Raw records:
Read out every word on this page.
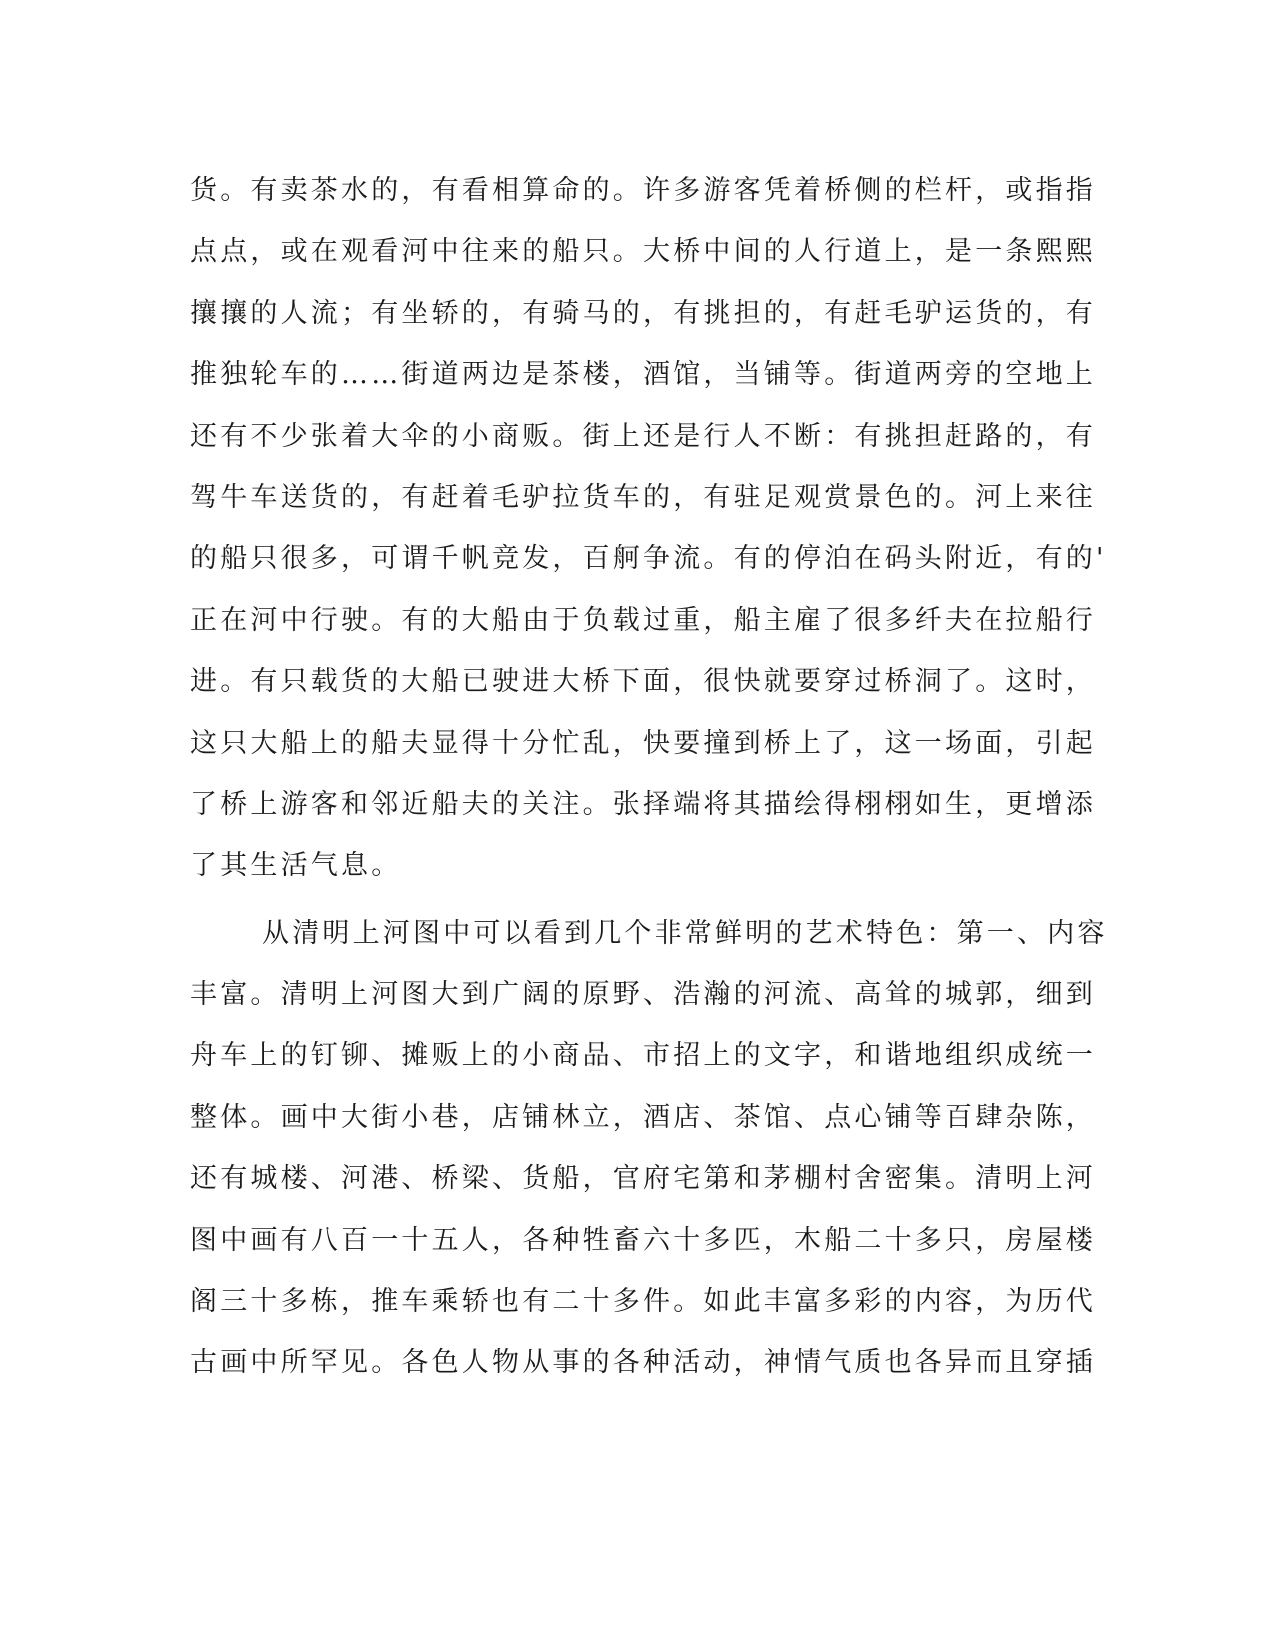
货。有卖茶水的，有看相算命的。许多游客凭着桥侧的栏杆，或指指
点点，或在观看河中往来的船只。大桥中间的人行道上，是一条熙熙
攘攘的人流；有坐轿的，有骑马的，有挑担的，有赶毛驴运货的，有
推独轮车的……街道两边是茶楼，酒馆，当铺等。街道两旁的空地上
还有不少张着大伞的小商贩。街上还是行人不断：有挑担赶路的，有
驾牛车送货的，有赶着毛驴拉货车的，有驻足观赏景色的。河上来往
的船只很多，可谓千帆竞发，百舸争流。有的停泊在码头附近，有的'
正在河中行驶。有的大船由于负载过重，船主雇了很多纤夫在拉船行
进。有只载货的大船已驶进大桥下面，很快就要穿过桥洞了。这时，
这只大船上的船夫显得十分忙乱，快要撞到桥上了，这一场面，引起
了桥上游客和邻近船夫的关注。张择端将其描绘得栩栩如生，更增添
了其生活气息。
从清明上河图中可以看到几个非常鲜明的艺术特色：第一、内容
丰富。清明上河图大到广阔的原野、浩瀚的河流、高耸的城郭，细到
舟车上的钉铆、摊贩上的小商品、市招上的文字，和谐地组织成统一
整体。画中大街小巷，店铺林立，酒店、茶馆、点心铺等百肆杂陈，
还有城楼、河港、桥梁、货船，官府宅第和茅棚村舍密集。清明上河
图中画有八百一十五人，各种牲畜六十多匹，木船二十多只，房屋楼
阁三十多栋，推车乘轿也有二十多件。如此丰富多彩的内容，为历代
古画中所罕见。各色人物从事的各种活动，神情气质也各异而且穿插
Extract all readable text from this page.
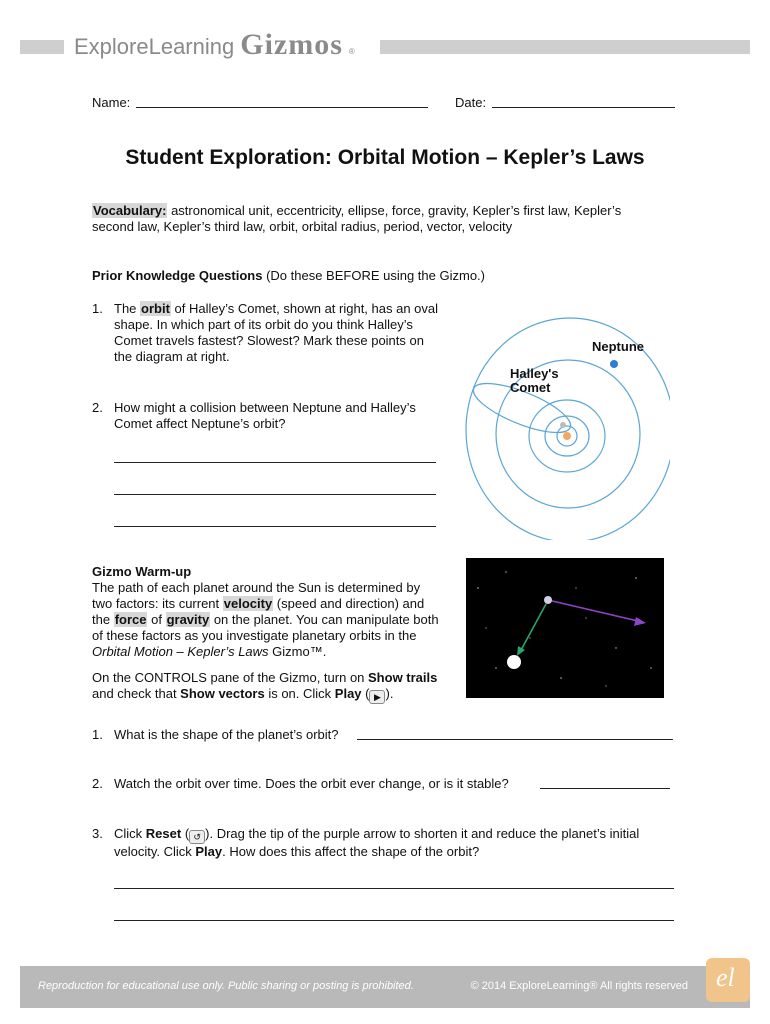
ExploreLearning Gizmos ®
Name:	Date:
Student Exploration: Orbital Motion – Kepler’s Laws
Vocabulary: astronomical unit, eccentricity, ellipse, force, gravity, Kepler’s first law, Kepler’s
second law, Kepler’s third law, orbit, orbital radius, period, vector, velocity
Prior Knowledge Questions (Do these BEFORE using the Gizmo.)
1. The orbit of Halley’s Comet, shown at right, has an oval
shape. In which part of its orbit do you think Halley’s
Comet travels fastest? Slowest? Mark these points on
the diagram at right.
2. How might a collision between Neptune and Halley’s
Comet affect Neptune’s orbit?
Neptune
Halley's
Comet
Gizmo Warm-up
The path of each planet around the Sun is determined by
two factors: its current velocity (speed and direction) and
the force of gravity on the planet. You can manipulate both
of these factors as you investigate planetary orbits in the
Orbital Motion – Kepler’s Laws Gizmo™.
On the CONTROLS pane of the Gizmo, turn on Show trails
and check that Show vectors is on. Click Play ( ▶ ).
1. What is the shape of the planet’s orbit?
2. Watch the orbit over time. Does the orbit ever change, or is it stable?
3. Click Reset ( ↺ ). Drag the tip of the purple arrow to shorten it and reduce the planet’s initial
velocity. Click Play. How does this affect the shape of the orbit?
Reproduction for educational use only. Public sharing or posting is prohibited.	© 2014 ExploreLearning® All rights reserved el
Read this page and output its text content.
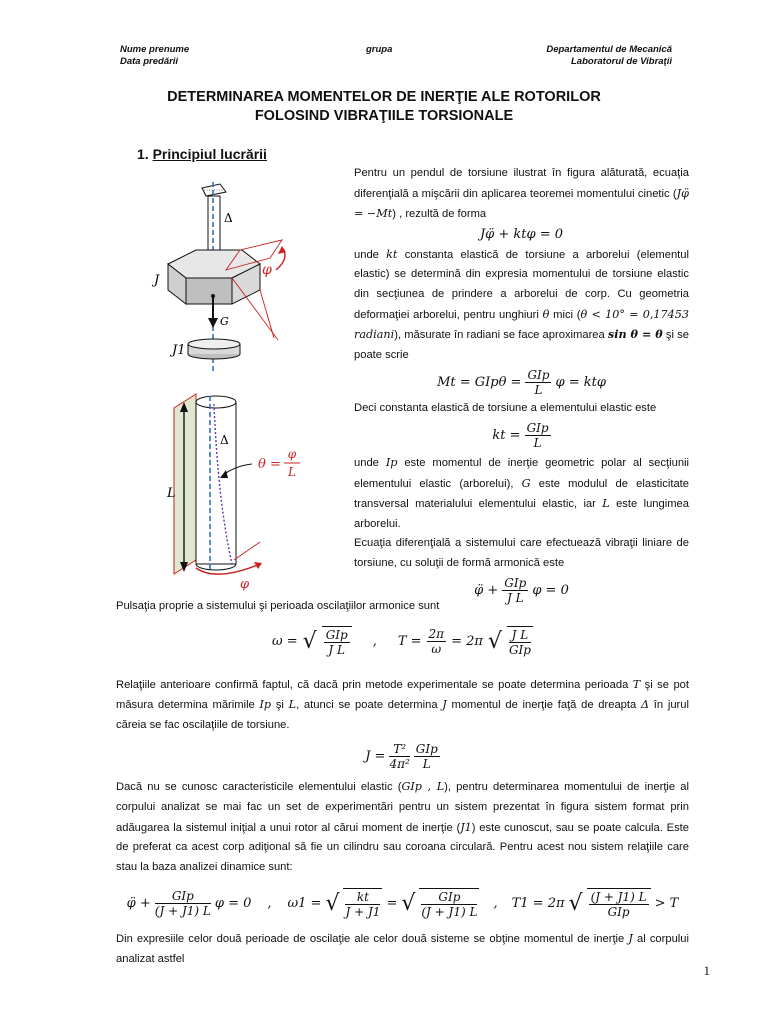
Nume prenume
Data predării
grupa	Departamentul de Mecanică
Laboratorul de Vibraţii
DETERMINAREA MOMENTELOR DE INERŢIE ALE ROTORILOR
FOLOSIND VIBRAŢIILE TORSIONALE
1. Principiul lucrării
Δ
φ
J
G
J1
Δ
θ =
φ
L
L
φ

Pentru un pendul de torsiune ilustrat în figura alăturată, ecuaţia diferenţială a mişcării din aplicarea teoremei momentului cinetic (Jφ̈ = −Mt) , rezultă de forma

Jφ̈ + ktφ = 0

unde kt constanta elastică de torsiune a arborelui (elementul elastic) se determină din expresia momentului de torsiune elastic din secţiunea de prindere a arborelui de corp. Cu geometria deformaţiei arborelui, pentru unghiuri θ mici (θ < 10° = 0,17453 radiani), măsurate în radiani se face aproximarea sin θ = θ şi se poate scrie

$Mt = GIp\theta = \frac{\text{GIp}}{L}$ φ = ktφ

Deci constanta elastică de torsiune a elementului elastic este

kt = $\frac{\text{GIp}}{L}$

unde Ip este momentul de inerţie geometric polar al secţiunii elementului elastic (arborelui), G este modulul de elasticitate transversal materialului elementului elastic, iar L este lungimea arborelui.

Ecuaţia diferenţială a sistemului care efectuează vibraţii liniare de torsiune, cu soluţii de formă armonică este

φ̈ + $\frac{\text{GIp}}{\text{J L}}$ φ = 0

Pulsaţia proprie a sistemului şi perioada oscilaţiilor armonice sunt

ω = √ $\frac{\text{GIp}}{\text{J L}}$ , $T = \frac{2\pi}{\omega} = 2\pi$ √ $\frac{\text{J L}}{\text{GIp}}$

Relaţiile anterioare confirmă faptul, că dacă prin metode experimentale se poate determina perioada T şi se pot măsura determina mărimile Ip şi L, atunci se poate determina J momentul de inerţie faţă de dreapta Δ în jurul căreia se fac oscilaţiile de torsiune.

$J = \frac{\text{T²}}{\text{4π²}} \frac{\text{GIp}}{L}$

Dacă nu se cunosc caracteristicile elementului elastic (GIp , L), pentru determinarea momentului de inerţie al corpului analizat se mai fac un set de experimentări pentru un sistem prezentat în figura sistem format prin adăugarea la sistemul iniţial a unui rotor al cărui moment de inerţie (J1) este cunoscut, sau se poate calcula. Este de preferat ca acest corp adiţional să fie un cilindru sau coroana circulară. Pentru acest nou sistem relaţiile care stau la baza analizei dinamice sunt:

φ̈ + $\frac{\text{GIp}}{(J + J1) L}$ φ = 0 , ω1 = √ $\frac{kt}{J + J1}$ = √ $\frac{\text{GIp}}{(J + J1) L}$ , T1 = 2π √ $\frac{(J + J1) L}{\text{GIp}} > T$

Din expresiile celor două perioade de oscilaţie ale celor două sisteme se obţine momentul de inerţie J al corpului analizat astfel

1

Task details: Pick out and copy the lines of the material that include the word "Laws".

Reply to the exercise:
Student Exploration: Orbital Motion – Kepler’s Laws
Orbital Motion – Kepler’s Laws Gizmo™.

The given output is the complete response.